_The request:_ Go through the records and extract every line with the word "name".

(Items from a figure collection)
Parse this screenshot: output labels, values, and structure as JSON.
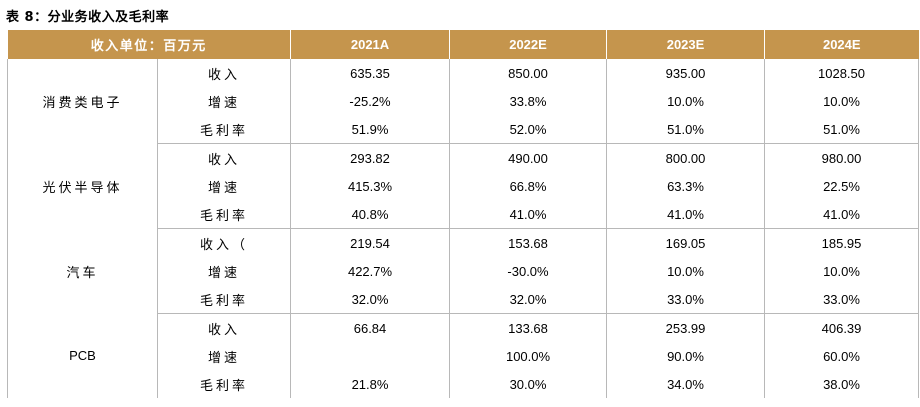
{
  "caption": "表 8：分业务收入及毛利率",
  "header": {
    "unit": "收入单位：百万元",
    "years": [
      "2021A",
      "2022E",
      "2023E",
      "2024E"
    ]
  },
  "segments": [
    {
      "name": "消费类电子",
      "rows": [
        {
          "metric": "收入",
          "values": [
            "635.35",
            "850.00",
            "935.00",
            "1028.50"
          ]
        },
        {
          "metric": "增速",
          "values": [
            "-25.2%",
            "33.8%",
            "10.0%",
            "10.0%"
          ]
        },
        {
          "metric": "毛利率",
          "values": [
            "51.9%",
            "52.0%",
            "51.0%",
            "51.0%"
          ]
        }
      ]
    },
    {
      "name": "光伏半导体",
      "rows": [
        {
          "metric": "收入",
          "values": [
            "293.82",
            "490.00",
            "800.00",
            "980.00"
          ]
        },
        {
          "metric": "增速",
          "values": [
            "415.3%",
            "66.8%",
            "63.3%",
            "22.5%"
          ]
        },
        {
          "metric": "毛利率",
          "values": [
            "40.8%",
            "41.0%",
            "41.0%",
            "41.0%"
          ]
        }
      ]
    },
    {
      "name": "汽车",
      "rows": [
        {
          "metric": "收入（",
          "values": [
            "219.54",
            "153.68",
            "169.05",
            "185.95"
          ]
        },
        {
          "metric": "增速",
          "values": [
            "422.7%",
            "-30.0%",
            "10.0%",
            "10.0%"
          ]
        },
        {
          "metric": "毛利率",
          "values": [
            "32.0%",
            "32.0%",
            "33.0%",
            "33.0%"
          ]
        }
      ]
    },
    {
      "name": "PCB",
      "rows": [
        {
          "metric": "收入",
          "values": [
            "66.84",
            "133.68",
            "253.99",
            "406.39"
          ]
        },
        {
          "metric": "增速",
          "values": [
            "",
            "100.0%",
            "90.0%",
            "60.0%"
          ]
        },
        {
          "metric": "毛利率",
          "values": [
            "21.8%",
            "30.0%",
            "34.0%",
            "38.0%"
          ]
        }
      ]
    }
  ]
}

_In response:_
      "name": "消费类电子",
      "name": "光伏半导体",
      "name": "汽车",
      "name": "PCB",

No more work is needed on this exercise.